◆ **Extracted records**:

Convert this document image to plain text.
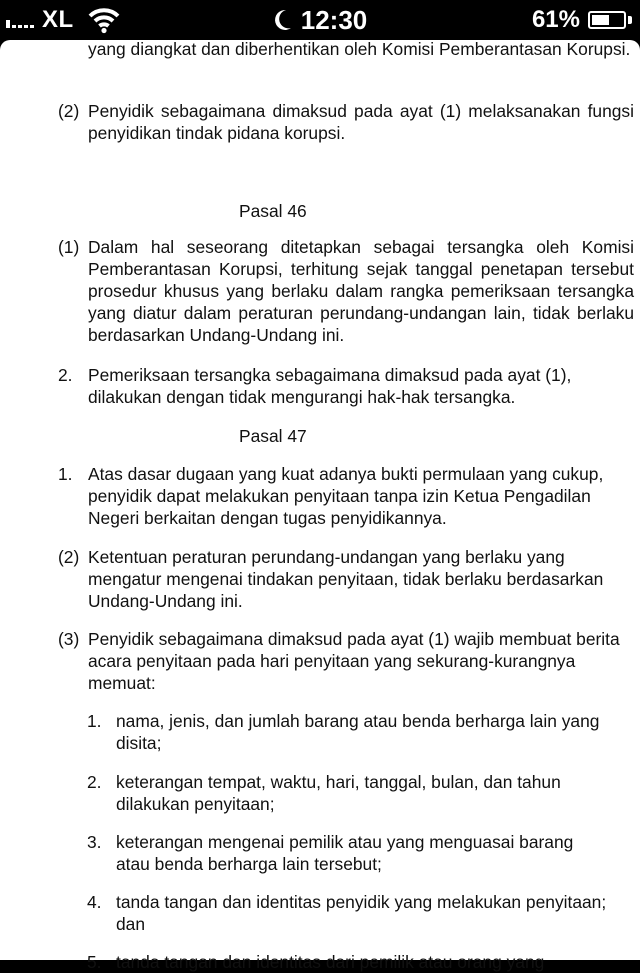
XL	12:30	61%
yang diangkat dan diberhentikan oleh Komisi Pemberantasan Korupsi.
(2) Penyidik sebagaimana dimaksud pada ayat (1) melaksanakan fungsi penyidikan tindak pidana korupsi.
Pasal 46
(1) Dalam hal seseorang ditetapkan sebagai tersangka oleh Komisi Pemberantasan Korupsi, terhitung sejak tanggal penetapan tersebut prosedur khusus yang berlaku dalam rangka pemeriksaan tersangka yang diatur dalam peraturan perundang-undangan lain, tidak berlaku berdasarkan Undang-Undang ini.
2. Pemeriksaan tersangka sebagaimana dimaksud pada ayat (1), dilakukan dengan tidak mengurangi hak-hak tersangka.
Pasal 47
1. Atas dasar dugaan yang kuat adanya bukti permulaan yang cukup, penyidik dapat melakukan penyitaan tanpa izin Ketua Pengadilan Negeri berkaitan dengan tugas penyidikannya.
(2) Ketentuan peraturan perundang-undangan yang berlaku yang mengatur mengenai tindakan penyitaan, tidak berlaku berdasarkan Undang-Undang ini.
(3) Penyidik sebagaimana dimaksud pada ayat (1) wajib membuat berita acara penyitaan pada hari penyitaan yang sekurang-kurangnya memuat:
1. nama, jenis, dan jumlah barang atau benda berharga lain yang disita;
2. keterangan tempat, waktu, hari, tanggal, bulan, dan tahun dilakukan penyitaan;
3. keterangan mengenai pemilik atau yang menguasai barang atau benda berharga lain tersebut;
4. tanda tangan dan identitas penyidik yang melakukan penyitaan; dan
5. tanda tangan dan identitas dari pemilik atau orang yang
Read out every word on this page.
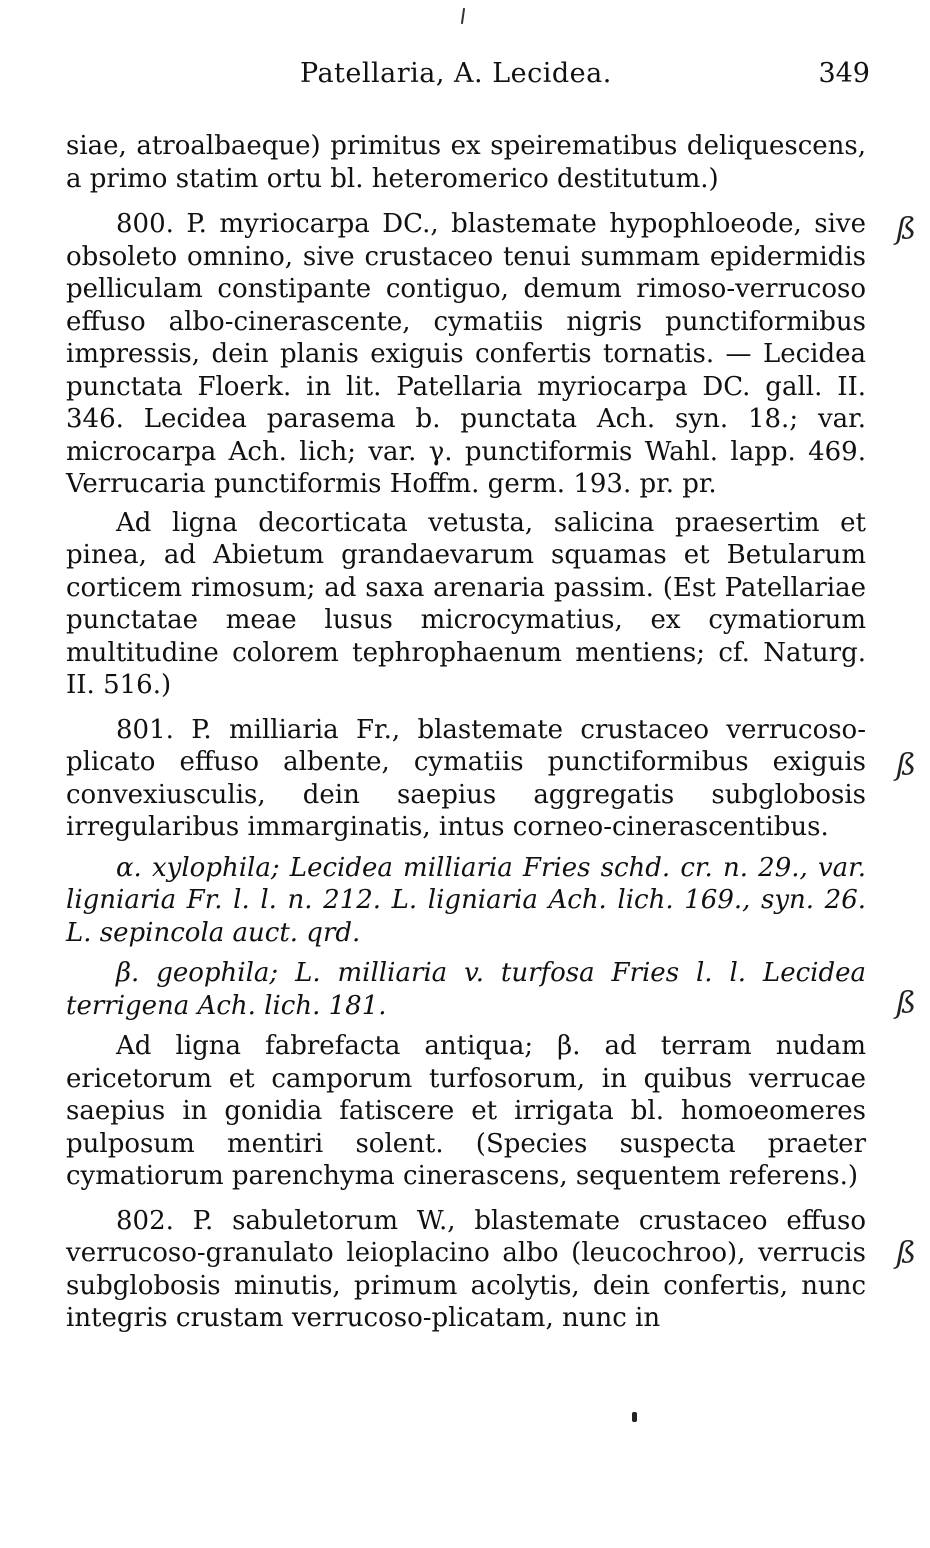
Patellaria, A. Lecidea.	349

siae, atroalbaeque) primitus ex speirematibus deliquescens, a primo statim ortu bl. heteromerico destitutum.)

800. P. myriocarpa DC., blastemate hypophloeode, sive obsoleto omnino, sive crustaceo tenui summam epidermidis pelliculam constipante contiguo, demum rimoso-verrucoso effuso albo-cinerascente, cymatiis nigris punctiformibus impressis, dein planis exiguis confertis tornatis. — Lecidea punctata Floerk. in lit. Patellaria myriocarpa DC. gall. II. 346. Lecidea parasema b. punctata Ach. syn. 18.; var. microcarpa Ach. lich; var. γ. punctiformis Wahl. lapp. 469. Verrucaria punctiformis Hoffm. germ. 193. pr. pr.

Ad ligna decorticata vetusta, salicina praesertim et pinea, ad Abietum grandaevarum squamas et Betularum corticem rimosum; ad saxa arenaria passim. (Est Patellariae punctatae meae lusus microcymatius, ex cymatiorum multitudine colorem tephrophaenum mentiens; cf. Naturg. II. 516.)

801. P. milliaria Fr., blastemate crustaceo verrucoso-plicato effuso albente, cymatiis punctiformibus exiguis convexiusculis, dein saepius aggregatis subglobosis irregularibus immarginatis, intus corneo-cinerascentibus.

α. xylophila; Lecidea milliaria Fries schd. cr. n. 29., var. ligniaria Fr. l. l. n. 212. L. ligniaria Ach. lich. 169., syn. 26. L. sepincola auct. qrd.

β. geophila; L. milliaria v. turfosa Fries l. l. Lecidea terrigena Ach. lich. 181.

Ad ligna fabrefacta antiqua; β. ad terram nudam ericetorum et camporum turfosorum, in quibus verrucae saepius in gonidia fatiscere et irrigata bl. homoeomeres pulposum mentiri solent. (Species suspecta praeter cymatiorum parenchyma cinerascens, sequentem referens.)

802. P. sabuletorum W., blastemate crustaceo effuso verrucoso-granulato leioplacino albo (leucochroo), verrucis subglobosis minutis, primum acolytis, dein confertis, nunc integris crustam verrucoso-plicatam, nunc in

ß
ß
ß
ß
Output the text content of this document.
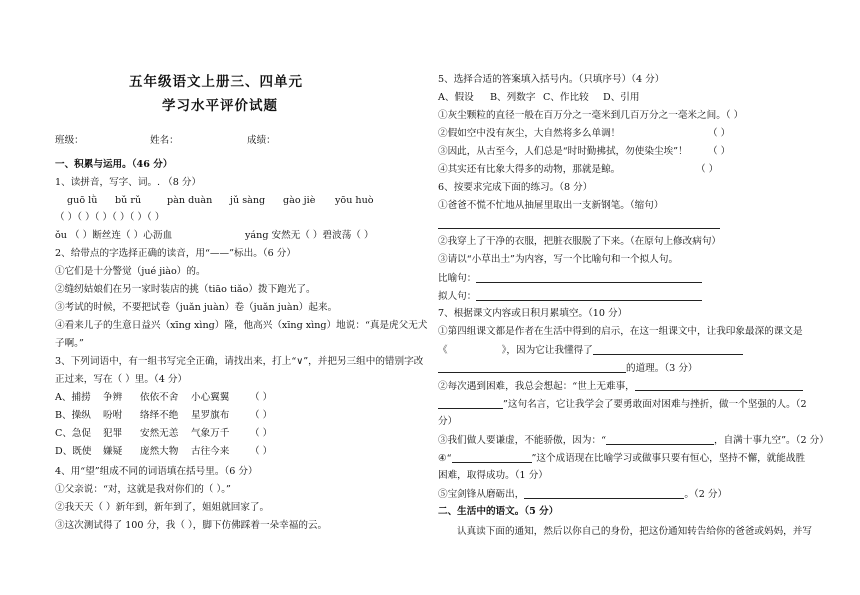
五年级语文上册三、四单元
学习水平评价试题
班级：	姓名：	成绩：
一、积累与运用。（46 分）
1、读拼音，写字、词。. （8 分）
guō lǜ bǔ rǔ	pàn duàn jǔ sàng gào jiè yōu huò
（ ）（ ）（ ）（ ）（ ）（ ）
ǒu （ ）断丝连（ ）心沥血	yáng 安然无（ ）碧波荡（ ）
2、给带点的字选择正确的读音，用“——”标出。（6 分）
①它们是十分警觉（jué jiào）的。
②缝纫姑娘们在另一家时装店的挑（tiāo tiǎo）拨下跑光了。
③考试的时候，不要把试卷（juǎn juàn）卷（juǎn juàn）起来。
④看来儿子的生意日益兴（xīng xìng）隆，他高兴（xīng xìng）地说：“真是虎父无犬
子啊。”
3、下列词语中，有一组书写完全正确，请找出来，打上“∨”，并把另三组中的错别字改
正过来，写在（ ）里。（4 分）
A、捕捞 争辨 依依不舍 小心翼翼 （ ）
B、操纵 吩咐 络绎不绝 星罗旗布 （ ）
C、急促 犯罪 安然无恙 气象万千 （ ）
D、既使 嫌疑 庞然大物 古往今来 （ ）
4、用“望”组成不同的词语填在括号里。（6 分）
①父亲说：“对，这就是我对你们的（ ）。”
②我天天（ ）新年到，新年到了，姐姐就回家了。
③这次测试得了 100 分，我（ ），脚下仿佛踩着一朵幸福的云。
5、选择合适的答案填入括号内。（只填序号）（4 分）
A、假设 B、列数字 C、作比较 D、引用
①灰尘颗粒的直径一般在百万分之一毫米到几百万分之一毫米之间。（ ）
②假如空中没有灰尘，大自然将多么单调！	（ ）
③因此，从古至今，人们总是“时时勤拂拭，勿使染尘埃”！ （ ）
④其实还有比象大得多的动物，那就是鲸。	（ ）
6、按要求完成下面的练习。（8 分）
①爸爸不慌不忙地从抽屉里取出一支新钢笔。（缩句）
②我穿上了干净的衣服，把脏衣服脱了下来。（在原句上修改病句）
③请以“小草出土”为内容，写一个比喻句和一个拟人句。
比喻句：
拟人句：
7、根据课文内容或日积月累填空。（10 分）
①第四组课文都是作者在生活中得到的启示，在这一组课文中，让我印象最深的课文是
《	》，因为它让我懂得了
的道理。（3 分）
②每次遇到困难，我总会想起：“世上无难事，
”这句名言，它让我学会了要勇敢面对困难与挫折，做一个坚强的人。（2
分）
③我们做人要谦虚，不能骄傲，因为：“	，自满十事九空”。（2 分）
④“	”这个成语现在比喻学习或做事只要有恒心，坚持不懈，就能战胜
困难，取得成功。（1 分）
⑤宝剑锋从磨砺出，	。（2 分）
二、生活中的语文。（5 分）
认真读下面的通知，然后以你自己的身份，把这份通知转告给你的爸爸或妈妈，并写
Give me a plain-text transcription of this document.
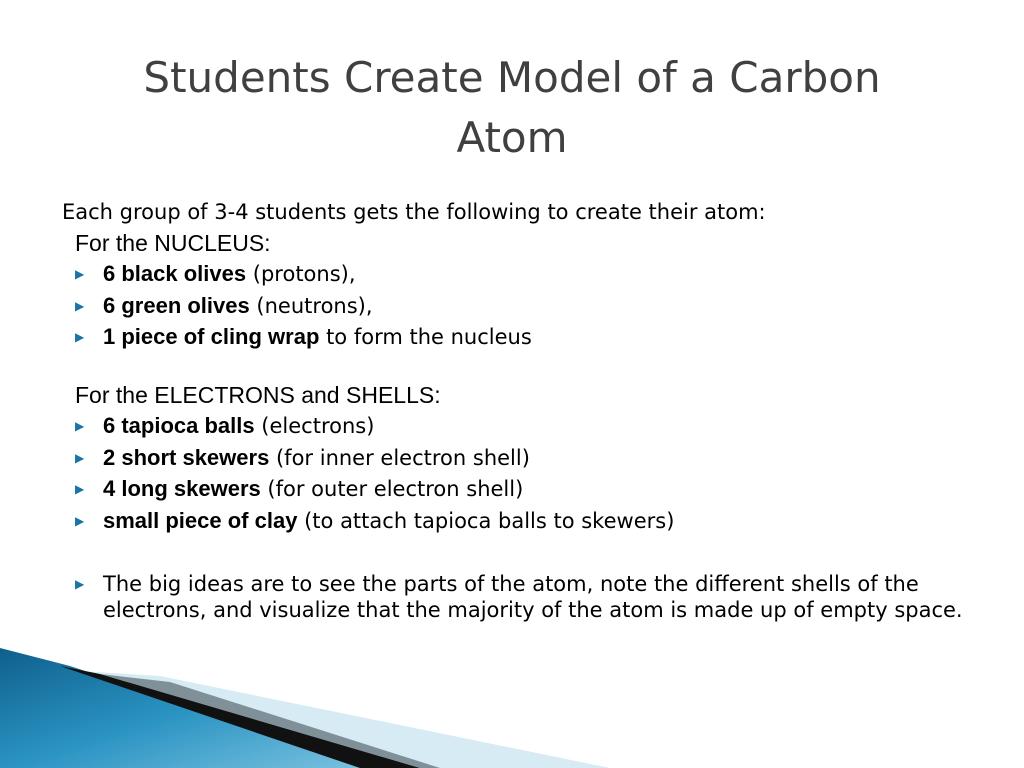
Students Create Model of a Carbon Atom
Each group of 3-4 students gets the following to create their atom:
For the NUCLEUS:
▶ 6 black olives (protons),
▶ 6 green olives (neutrons),
▶ 1 piece of cling wrap to form the nucleus
For the ELECTRONS and SHELLS:
▶ 6 tapioca balls (electrons)
▶ 2 short skewers (for inner electron shell)
▶ 4 long skewers (for outer electron shell)
▶ small piece of clay (to attach tapioca balls to skewers)
▶ The big ideas are to see the parts of the atom, note the different shells of the electrons, and visualize that the majority of the atom is made up of empty space.
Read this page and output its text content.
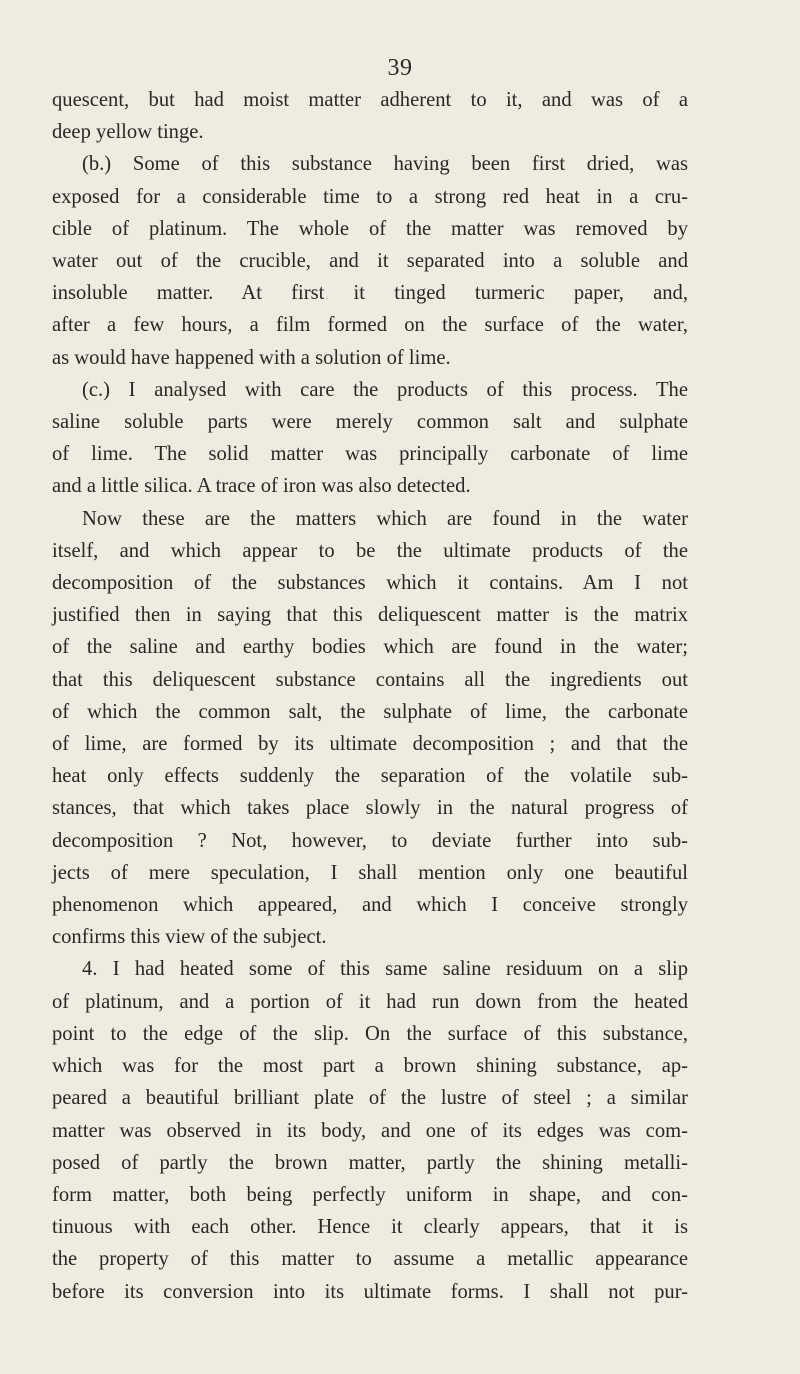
39
quescent, but had moist matter adherent to it, and was of a
deep yellow tinge.
(b.) Some of this substance having been first dried, was
exposed for a considerable time to a strong red heat in a cru-
cible of platinum. The whole of the matter was removed by
water out of the crucible, and it separated into a soluble and
insoluble matter. At first it tinged turmeric paper, and,
after a few hours, a film formed on the surface of the water,
as would have happened with a solution of lime.
(c.) I analysed with care the products of this process. The
saline soluble parts were merely common salt and sulphate
of lime. The solid matter was principally carbonate of lime
and a little silica. A trace of iron was also detected.
Now these are the matters which are found in the water
itself, and which appear to be the ultimate products of the
decomposition of the substances which it contains. Am I not
justified then in saying that this deliquescent matter is the matrix
of the saline and earthy bodies which are found in the water;
that this deliquescent substance contains all the ingredients out
of which the common salt, the sulphate of lime, the carbonate
of lime, are formed by its ultimate decomposition ; and that the
heat only effects suddenly the separation of the volatile sub-
stances, that which takes place slowly in the natural progress of
decomposition ? Not, however, to deviate further into sub-
jects of mere speculation, I shall mention only one beautiful
phenomenon which appeared, and which I conceive strongly
confirms this view of the subject.
4. I had heated some of this same saline residuum on a slip
of platinum, and a portion of it had run down from the heated
point to the edge of the slip. On the surface of this substance,
which was for the most part a brown shining substance, ap-
peared a beautiful brilliant plate of the lustre of steel ; a similar
matter was observed in its body, and one of its edges was com-
posed of partly the brown matter, partly the shining metalli-
form matter, both being perfectly uniform in shape, and con-
tinuous with each other. Hence it clearly appears, that it is
the property of this matter to assume a metallic appearance
before its conversion into its ultimate forms. I shall not pur-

◆ **BRIEF**: Show the lines of the records that include the string "dimaksud".

◆ **WRITTEN RESPONSE**:
(2) Penyidik sebagaimana dimaksud pada ayat (1) melaksanakan fungsi penyidikan tindak pidana korupsi.
2. Pemeriksaan tersangka sebagaimana dimaksud pada ayat (1), dilakukan dengan tidak mengurangi hak-hak tersangka.
(3) Penyidik sebagaimana dimaksud pada ayat (1) wajib membuat berita acara penyitaan pada hari penyitaan yang sekurang-kurangnya memuat:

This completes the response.